→ **What needs to be done**: What follows is a set of records, each of which is to be written out exactly.

-- BEGIN Task input --

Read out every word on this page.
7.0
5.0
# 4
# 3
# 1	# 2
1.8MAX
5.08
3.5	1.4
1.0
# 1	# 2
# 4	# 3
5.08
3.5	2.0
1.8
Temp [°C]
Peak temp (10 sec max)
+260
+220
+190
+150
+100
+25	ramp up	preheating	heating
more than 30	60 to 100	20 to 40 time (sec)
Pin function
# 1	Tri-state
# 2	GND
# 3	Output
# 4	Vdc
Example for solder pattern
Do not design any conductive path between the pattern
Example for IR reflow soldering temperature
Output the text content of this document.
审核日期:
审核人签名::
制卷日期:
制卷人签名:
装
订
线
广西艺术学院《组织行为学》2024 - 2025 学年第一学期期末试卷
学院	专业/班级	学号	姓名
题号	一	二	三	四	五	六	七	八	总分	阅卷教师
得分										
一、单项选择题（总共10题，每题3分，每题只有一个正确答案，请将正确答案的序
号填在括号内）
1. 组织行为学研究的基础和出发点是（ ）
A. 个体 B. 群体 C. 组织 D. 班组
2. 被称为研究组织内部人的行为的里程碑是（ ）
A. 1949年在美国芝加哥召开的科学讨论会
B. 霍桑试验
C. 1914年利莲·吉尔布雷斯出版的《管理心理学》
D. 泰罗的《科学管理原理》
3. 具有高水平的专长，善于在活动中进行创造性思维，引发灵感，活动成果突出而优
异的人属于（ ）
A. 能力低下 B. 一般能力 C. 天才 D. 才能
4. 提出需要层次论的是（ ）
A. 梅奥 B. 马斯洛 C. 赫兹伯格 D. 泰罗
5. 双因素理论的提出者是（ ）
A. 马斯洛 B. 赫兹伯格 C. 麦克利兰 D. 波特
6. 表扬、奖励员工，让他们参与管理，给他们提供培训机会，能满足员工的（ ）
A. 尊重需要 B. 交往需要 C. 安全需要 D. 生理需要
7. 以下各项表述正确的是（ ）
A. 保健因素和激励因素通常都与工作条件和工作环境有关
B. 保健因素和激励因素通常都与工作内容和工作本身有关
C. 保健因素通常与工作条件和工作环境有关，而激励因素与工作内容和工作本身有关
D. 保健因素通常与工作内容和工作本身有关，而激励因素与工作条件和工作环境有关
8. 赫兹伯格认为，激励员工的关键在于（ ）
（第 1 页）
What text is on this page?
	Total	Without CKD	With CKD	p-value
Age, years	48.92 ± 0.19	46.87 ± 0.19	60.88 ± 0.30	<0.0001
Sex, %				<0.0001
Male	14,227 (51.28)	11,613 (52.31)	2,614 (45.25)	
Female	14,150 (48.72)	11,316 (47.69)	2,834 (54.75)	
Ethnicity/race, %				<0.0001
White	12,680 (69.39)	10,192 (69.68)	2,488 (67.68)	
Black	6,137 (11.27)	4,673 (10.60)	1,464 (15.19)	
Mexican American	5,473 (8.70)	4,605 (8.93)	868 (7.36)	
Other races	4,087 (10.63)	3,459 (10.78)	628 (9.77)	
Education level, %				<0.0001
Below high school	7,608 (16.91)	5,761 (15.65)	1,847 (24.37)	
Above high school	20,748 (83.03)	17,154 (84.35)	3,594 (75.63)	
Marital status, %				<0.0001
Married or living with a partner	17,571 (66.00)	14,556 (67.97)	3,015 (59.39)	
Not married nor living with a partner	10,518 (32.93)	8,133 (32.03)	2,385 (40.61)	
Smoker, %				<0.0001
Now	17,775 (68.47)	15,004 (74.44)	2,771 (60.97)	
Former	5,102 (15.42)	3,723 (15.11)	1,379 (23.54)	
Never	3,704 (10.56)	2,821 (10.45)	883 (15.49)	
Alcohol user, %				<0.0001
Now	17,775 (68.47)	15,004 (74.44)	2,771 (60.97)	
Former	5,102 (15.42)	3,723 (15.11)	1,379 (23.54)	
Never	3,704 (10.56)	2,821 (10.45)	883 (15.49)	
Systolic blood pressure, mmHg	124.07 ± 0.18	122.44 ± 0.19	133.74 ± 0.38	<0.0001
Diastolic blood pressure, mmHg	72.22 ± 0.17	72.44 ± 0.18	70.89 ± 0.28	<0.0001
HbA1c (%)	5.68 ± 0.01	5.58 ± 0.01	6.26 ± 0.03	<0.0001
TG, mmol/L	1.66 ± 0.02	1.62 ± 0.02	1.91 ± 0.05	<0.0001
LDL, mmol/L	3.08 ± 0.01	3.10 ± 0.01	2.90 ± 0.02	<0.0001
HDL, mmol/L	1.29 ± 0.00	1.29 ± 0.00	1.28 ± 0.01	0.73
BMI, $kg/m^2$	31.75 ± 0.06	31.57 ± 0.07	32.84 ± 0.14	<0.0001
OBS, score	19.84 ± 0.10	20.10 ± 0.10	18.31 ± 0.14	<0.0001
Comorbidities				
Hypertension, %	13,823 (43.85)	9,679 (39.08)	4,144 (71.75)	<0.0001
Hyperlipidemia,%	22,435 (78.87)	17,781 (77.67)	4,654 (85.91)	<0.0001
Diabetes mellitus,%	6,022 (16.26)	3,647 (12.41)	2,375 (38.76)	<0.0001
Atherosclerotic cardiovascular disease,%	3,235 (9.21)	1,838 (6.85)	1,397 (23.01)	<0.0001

-- END Task input --

→ **Output below**:
Read out every word on this page.
7.0
5.0
# 4
# 3
# 1	# 2
1.8MAX
5.08
3.5	1.4
1.0
# 1	# 2
# 4	# 3
5.08
3.5	2.0
1.8
Temp [°C]
Peak temp (10 sec max)
+260
+220
+190
+150
+100
+25	ramp up	preheating	heating
more than 30	60 to 100	20 to 40 time (sec)
Pin function
# 1	Tri-state
# 2	GND
# 3	Output
# 4	Vdc
Example for solder pattern
Do not design any conductive path between the pattern
Example for IR reflow soldering temperature
Output the text content of this document.
审核日期:
审核人签名::
制卷日期:
制卷人签名:
装
订
线
广西艺术学院《组织行为学》2024 - 2025 学年第一学期期末试卷
学院	专业/班级	学号	姓名
题号	一	二	三	四	五	六	七	八	总分	阅卷教师
得分										
一、单项选择题（总共10题，每题3分，每题只有一个正确答案，请将正确答案的序
号填在括号内）
1. 组织行为学研究的基础和出发点是（ ）
A. 个体 B. 群体 C. 组织 D. 班组
2. 被称为研究组织内部人的行为的里程碑是（ ）
A. 1949年在美国芝加哥召开的科学讨论会
B. 霍桑试验
C. 1914年利莲·吉尔布雷斯出版的《管理心理学》
D. 泰罗的《科学管理原理》
3. 具有高水平的专长，善于在活动中进行创造性思维，引发灵感，活动成果突出而优
异的人属于（ ）
A. 能力低下 B. 一般能力 C. 天才 D. 才能
4. 提出需要层次论的是（ ）
A. 梅奥 B. 马斯洛 C. 赫兹伯格 D. 泰罗
5. 双因素理论的提出者是（ ）
A. 马斯洛 B. 赫兹伯格 C. 麦克利兰 D. 波特
6. 表扬、奖励员工，让他们参与管理，给他们提供培训机会，能满足员工的（ ）
A. 尊重需要 B. 交往需要 C. 安全需要 D. 生理需要
7. 以下各项表述正确的是（ ）
A. 保健因素和激励因素通常都与工作条件和工作环境有关
B. 保健因素和激励因素通常都与工作内容和工作本身有关
C. 保健因素通常与工作条件和工作环境有关，而激励因素与工作内容和工作本身有关
D. 保健因素通常与工作内容和工作本身有关，而激励因素与工作条件和工作环境有关
8. 赫兹伯格认为，激励员工的关键在于（ ）
（第 1 页）
What text is on this page?
	Total	Without CKD	With CKD	p-value
Age, years	48.92 ± 0.19	46.87 ± 0.19	60.88 ± 0.30	<0.0001
Sex, %				<0.0001
Male	14,227 (51.28)	11,613 (52.31)	2,614 (45.25)	
Female	14,150 (48.72)	11,316 (47.69)	2,834 (54.75)	
Ethnicity/race, %				<0.0001
White	12,680 (69.39)	10,192 (69.68)	2,488 (67.68)	
Black	6,137 (11.27)	4,673 (10.60)	1,464 (15.19)	
Mexican American	5,473 (8.70)	4,605 (8.93)	868 (7.36)	
Other races	4,087 (10.63)	3,459 (10.78)	628 (9.77)	
Education level, %				<0.0001
Below high school	7,608 (16.91)	5,761 (15.65)	1,847 (24.37)	
Above high school	20,748 (83.03)	17,154 (84.35)	3,594 (75.63)	
Marital status, %				<0.0001
Married or living with a partner	17,571 (66.00)	14,556 (67.97)	3,015 (59.39)	
Not married nor living with a partner	10,518 (32.93)	8,133 (32.03)	2,385 (40.61)	
Smoker, %				<0.0001
Now	17,775 (68.47)	15,004 (74.44)	2,771 (60.97)	
Former	5,102 (15.42)	3,723 (15.11)	1,379 (23.54)	
Never	3,704 (10.56)	2,821 (10.45)	883 (15.49)	
Alcohol user, %				<0.0001
Now	17,775 (68.47)	15,004 (74.44)	2,771 (60.97)	
Former	5,102 (15.42)	3,723 (15.11)	1,379 (23.54)	
Never	3,704 (10.56)	2,821 (10.45)	883 (15.49)	
Systolic blood pressure, mmHg	124.07 ± 0.18	122.44 ± 0.19	133.74 ± 0.38	<0.0001
Diastolic blood pressure, mmHg	72.22 ± 0.17	72.44 ± 0.18	70.89 ± 0.28	<0.0001
HbA1c (%)	5.68 ± 0.01	5.58 ± 0.01	6.26 ± 0.03	<0.0001
TG, mmol/L	1.66 ± 0.02	1.62 ± 0.02	1.91 ± 0.05	<0.0001
LDL, mmol/L	3.08 ± 0.01	3.10 ± 0.01	2.90 ± 0.02	<0.0001
HDL, mmol/L	1.29 ± 0.00	1.29 ± 0.00	1.28 ± 0.01	0.73
BMI, $kg/m^2$	31.75 ± 0.06	31.57 ± 0.07	32.84 ± 0.14	<0.0001
OBS, score	19.84 ± 0.10	20.10 ± 0.10	18.31 ± 0.14	<0.0001
Comorbidities				
Hypertension, %	13,823 (43.85)	9,679 (39.08)	4,144 (71.75)	<0.0001
Hyperlipidemia,%	22,435 (78.87)	17,781 (77.67)	4,654 (85.91)	<0.0001
Diabetes mellitus,%	6,022 (16.26)	3,647 (12.41)	2,375 (38.76)	<0.0001
Atherosclerotic cardiovascular disease,%	3,235 (9.21)	1,838 (6.85)	1,397 (23.01)	<0.0001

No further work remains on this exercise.